Exercise instructions
Copy the material verbatim from its first line through the line containing "matrix-cell xyxy=(286,407,307,427)", with both of those lines included.

Data provided
######

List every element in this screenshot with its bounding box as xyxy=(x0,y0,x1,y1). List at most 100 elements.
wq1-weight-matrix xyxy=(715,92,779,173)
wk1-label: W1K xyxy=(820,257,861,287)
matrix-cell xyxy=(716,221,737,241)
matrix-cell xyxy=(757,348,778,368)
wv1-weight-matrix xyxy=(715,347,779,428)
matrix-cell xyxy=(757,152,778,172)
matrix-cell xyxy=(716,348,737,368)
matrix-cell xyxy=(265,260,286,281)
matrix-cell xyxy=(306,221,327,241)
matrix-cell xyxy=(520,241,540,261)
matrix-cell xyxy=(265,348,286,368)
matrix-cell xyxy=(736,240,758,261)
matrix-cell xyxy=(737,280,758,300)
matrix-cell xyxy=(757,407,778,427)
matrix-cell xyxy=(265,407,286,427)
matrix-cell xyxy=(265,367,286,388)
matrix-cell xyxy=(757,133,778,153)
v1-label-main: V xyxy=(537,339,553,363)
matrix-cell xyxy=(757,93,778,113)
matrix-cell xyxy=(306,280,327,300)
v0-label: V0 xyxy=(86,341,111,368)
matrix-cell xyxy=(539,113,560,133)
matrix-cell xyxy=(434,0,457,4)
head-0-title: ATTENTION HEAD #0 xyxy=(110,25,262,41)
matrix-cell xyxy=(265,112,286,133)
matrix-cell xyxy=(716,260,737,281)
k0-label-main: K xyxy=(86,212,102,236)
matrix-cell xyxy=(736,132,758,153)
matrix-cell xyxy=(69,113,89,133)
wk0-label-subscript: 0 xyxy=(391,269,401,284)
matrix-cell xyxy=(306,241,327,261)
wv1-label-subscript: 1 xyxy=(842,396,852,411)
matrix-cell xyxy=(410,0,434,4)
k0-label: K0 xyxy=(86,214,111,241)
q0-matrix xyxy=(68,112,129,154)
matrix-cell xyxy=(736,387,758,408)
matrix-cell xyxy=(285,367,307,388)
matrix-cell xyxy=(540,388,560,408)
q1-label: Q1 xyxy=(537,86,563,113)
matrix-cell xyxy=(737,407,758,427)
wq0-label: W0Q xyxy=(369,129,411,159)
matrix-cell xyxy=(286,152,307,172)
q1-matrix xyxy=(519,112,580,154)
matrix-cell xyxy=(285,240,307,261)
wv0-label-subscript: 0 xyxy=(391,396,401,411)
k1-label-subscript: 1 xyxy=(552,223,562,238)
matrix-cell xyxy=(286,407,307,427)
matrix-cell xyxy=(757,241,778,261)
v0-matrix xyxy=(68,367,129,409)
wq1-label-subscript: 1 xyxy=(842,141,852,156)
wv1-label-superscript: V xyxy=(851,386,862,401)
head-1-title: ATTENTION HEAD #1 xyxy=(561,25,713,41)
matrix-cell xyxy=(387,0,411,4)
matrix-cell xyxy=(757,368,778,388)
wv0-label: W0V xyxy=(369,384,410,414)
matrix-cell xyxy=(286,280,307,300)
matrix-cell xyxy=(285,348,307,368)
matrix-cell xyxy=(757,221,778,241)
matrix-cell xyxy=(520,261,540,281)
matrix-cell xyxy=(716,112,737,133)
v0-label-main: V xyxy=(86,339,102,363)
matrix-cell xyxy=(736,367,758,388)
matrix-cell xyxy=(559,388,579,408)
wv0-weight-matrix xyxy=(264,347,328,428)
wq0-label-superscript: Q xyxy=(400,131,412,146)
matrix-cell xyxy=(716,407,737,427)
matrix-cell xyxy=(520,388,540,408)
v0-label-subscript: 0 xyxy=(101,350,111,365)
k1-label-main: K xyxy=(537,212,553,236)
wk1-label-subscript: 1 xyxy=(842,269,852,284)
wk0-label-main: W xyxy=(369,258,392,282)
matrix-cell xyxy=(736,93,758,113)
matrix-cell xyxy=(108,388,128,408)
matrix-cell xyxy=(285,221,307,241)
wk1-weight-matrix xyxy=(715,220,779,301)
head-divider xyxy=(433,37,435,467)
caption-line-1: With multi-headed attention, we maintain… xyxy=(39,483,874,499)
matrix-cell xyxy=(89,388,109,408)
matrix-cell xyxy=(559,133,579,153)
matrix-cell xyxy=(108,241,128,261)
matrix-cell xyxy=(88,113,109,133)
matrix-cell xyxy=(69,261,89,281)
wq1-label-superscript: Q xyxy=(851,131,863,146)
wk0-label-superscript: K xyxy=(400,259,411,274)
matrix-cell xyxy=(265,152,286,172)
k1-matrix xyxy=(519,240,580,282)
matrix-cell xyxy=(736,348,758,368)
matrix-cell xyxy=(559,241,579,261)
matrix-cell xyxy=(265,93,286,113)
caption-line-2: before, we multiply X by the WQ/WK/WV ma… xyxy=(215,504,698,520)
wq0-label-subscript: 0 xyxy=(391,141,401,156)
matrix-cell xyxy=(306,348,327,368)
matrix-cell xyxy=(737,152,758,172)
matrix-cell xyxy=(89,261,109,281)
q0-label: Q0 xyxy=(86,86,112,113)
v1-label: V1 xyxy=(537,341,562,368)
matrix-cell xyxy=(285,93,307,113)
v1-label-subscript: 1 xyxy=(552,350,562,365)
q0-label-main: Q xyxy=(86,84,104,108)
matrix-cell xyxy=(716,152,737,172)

######

Exercise solution
List every element in this screenshot with its bounding box as xyxy=(x0,y0,x1,y1). List at most 100 elements.
wq1-weight-matrix xyxy=(715,92,779,173)
wk1-label: W1K xyxy=(820,257,861,287)
matrix-cell xyxy=(716,221,737,241)
matrix-cell xyxy=(757,348,778,368)
wv1-weight-matrix xyxy=(715,347,779,428)
matrix-cell xyxy=(757,152,778,172)
matrix-cell xyxy=(716,348,737,368)
matrix-cell xyxy=(265,260,286,281)
matrix-cell xyxy=(306,221,327,241)
matrix-cell xyxy=(520,241,540,261)
matrix-cell xyxy=(265,348,286,368)
matrix-cell xyxy=(736,240,758,261)
matrix-cell xyxy=(737,280,758,300)
matrix-cell xyxy=(757,407,778,427)
matrix-cell xyxy=(265,407,286,427)
matrix-cell xyxy=(265,367,286,388)
matrix-cell xyxy=(757,133,778,153)
v1-label-main: V xyxy=(537,339,553,363)
matrix-cell xyxy=(757,93,778,113)
matrix-cell xyxy=(306,280,327,300)
v0-label: V0 xyxy=(86,341,111,368)
matrix-cell xyxy=(539,113,560,133)
matrix-cell xyxy=(434,0,457,4)
head-0-title: ATTENTION HEAD #0 xyxy=(110,25,262,41)
matrix-cell xyxy=(265,112,286,133)
matrix-cell xyxy=(716,260,737,281)
k0-label-main: K xyxy=(86,212,102,236)
matrix-cell xyxy=(736,132,758,153)
matrix-cell xyxy=(69,113,89,133)
wk0-label-subscript: 0 xyxy=(391,269,401,284)
matrix-cell xyxy=(306,241,327,261)
wv1-label-subscript: 1 xyxy=(842,396,852,411)
matrix-cell xyxy=(410,0,434,4)
k0-label: K0 xyxy=(86,214,111,241)
q0-matrix xyxy=(68,112,129,154)
matrix-cell xyxy=(736,387,758,408)
matrix-cell xyxy=(285,367,307,388)
matrix-cell xyxy=(540,388,560,408)
q1-label: Q1 xyxy=(537,86,563,113)
matrix-cell xyxy=(737,407,758,427)
wq0-label: W0Q xyxy=(369,129,411,159)
matrix-cell xyxy=(286,152,307,172)
q1-matrix xyxy=(519,112,580,154)
matrix-cell xyxy=(285,240,307,261)
wv0-label-subscript: 0 xyxy=(391,396,401,411)
k1-label-subscript: 1 xyxy=(552,223,562,238)
matrix-cell xyxy=(286,407,307,427)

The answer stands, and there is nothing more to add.